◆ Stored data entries
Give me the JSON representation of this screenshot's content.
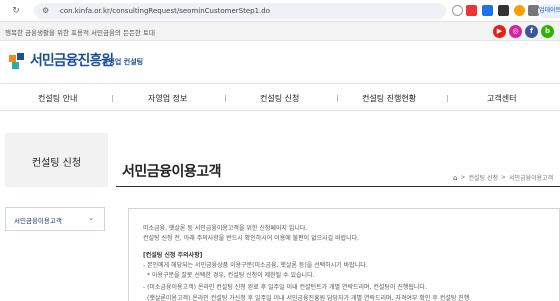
{
  "browser": {
    "url": "con.kinfa.or.kr/consultingRequest/seominCustomerStep1.do",
    "profile_label": "업데이트"
  },
  "top_strip": {
    "slogan": "행복한 금융생활을 위한 포용적 서민금융의 든든한 토대",
    "social": [
      {
        "name": "youtube",
        "glyph": "▶",
        "color": "#e62117"
      },
      {
        "name": "instagram",
        "glyph": "◎",
        "color": "#d6249f"
      },
      {
        "name": "facebook",
        "glyph": "f",
        "color": "#3b5998"
      },
      {
        "name": "blog",
        "glyph": "b",
        "color": "#2db400"
      }
    ]
  },
  "header": {
    "logo_text": "서민금융진흥원",
    "logo_sub": "자영업 컨설팅"
  },
  "gnb": {
    "items": [
      "컨설팅 안내",
      "자영업 정보",
      "컨설팅 신청",
      "컨설팅 진행현황",
      "고객센터"
    ]
  },
  "sidebar": {
    "title": "컨설팅 신청",
    "menu_label": "서민금융이용고객"
  },
  "main": {
    "page_title": "서민금융이용고객",
    "breadcrumb": [
      "컨설팅 신청",
      "서민금융이용고객"
    ],
    "notice": {
      "line1": "미소금융, 햇살론 등 서민금융이용고객을 위한 신청페이지 입니다.",
      "line2": "컨설팅 신청 전, 아래 주의사항을 반드시 확인하시어 이용에 불편이 없으시길 바랍니다.",
      "heading": "[컨설팅 신청 주의사항]",
      "line3": "- 본인에게 해당되는 서민금융상품 이용구분(미소금융, 햇살론 등)을 선택하시기 바랍니다.",
      "line4": "* 이용구분을 잘못 선택한 경우, 컨설팅 신청이 제한될 수 있습니다.",
      "line5": "- (미소금융이용고객) 온라인 컨설팅 신청 완료 후 일주일 이내 컨설턴트가 개별 연락드리며, 컨설팅이 진행됩니다.",
      "line6": "(햇살론이용고객) 온라인 컨설팅 가신청 후 일주일 이내 서민금융진흥원 담당자가 개별 연락드리며, 자격여부 확인 후 컨설팅 진행"
    }
  }
}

◆ THE PROBLEM
Return the listing above in full and without alteration, excluding its pictures.

◆ TASK RESULT
Give me the JSON representation of this screenshot's content.
{
  "browser": {
    "url": "con.kinfa.or.kr/consultingRequest/seominCustomerStep1.do",
    "profile_label": "업데이트"
  },
  "top_strip": {
    "slogan": "행복한 금융생활을 위한 포용적 서민금융의 든든한 토대",
    "social": [
      {
        "name": "youtube",
        "glyph": "▶",
        "color": "#e62117"
      },
      {
        "name": "instagram",
        "glyph": "◎",
        "color": "#d6249f"
      },
      {
        "name": "facebook",
        "glyph": "f",
        "color": "#3b5998"
      },
      {
        "name": "blog",
        "glyph": "b",
        "color": "#2db400"
      }
    ]
  },
  "header": {
    "logo_text": "서민금융진흥원",
    "logo_sub": "자영업 컨설팅"
  },
  "gnb": {
    "items": [
      "컨설팅 안내",
      "자영업 정보",
      "컨설팅 신청",
      "컨설팅 진행현황",
      "고객센터"
    ]
  },
  "sidebar": {
    "title": "컨설팅 신청",
    "menu_label": "서민금융이용고객"
  },
  "main": {
    "page_title": "서민금융이용고객",
    "breadcrumb": [
      "컨설팅 신청",
      "서민금융이용고객"
    ],
    "notice": {
      "line1": "미소금융, 햇살론 등 서민금융이용고객을 위한 신청페이지 입니다.",
      "line2": "컨설팅 신청 전, 아래 주의사항을 반드시 확인하시어 이용에 불편이 없으시길 바랍니다.",
      "heading": "[컨설팅 신청 주의사항]",
      "line3": "- 본인에게 해당되는 서민금융상품 이용구분(미소금융, 햇살론 등)을 선택하시기 바랍니다.",
      "line4": "* 이용구분을 잘못 선택한 경우, 컨설팅 신청이 제한될 수 있습니다.",
      "line5": "- (미소금융이용고객) 온라인 컨설팅 신청 완료 후 일주일 이내 컨설턴트가 개별 연락드리며, 컨설팅이 진행됩니다.",
      "line6": "(햇살론이용고객) 온라인 컨설팅 가신청 후 일주일 이내 서민금융진흥원 담당자가 개별 연락드리며, 자격여부 확인 후 컨설팅 진행"
    }
  }
}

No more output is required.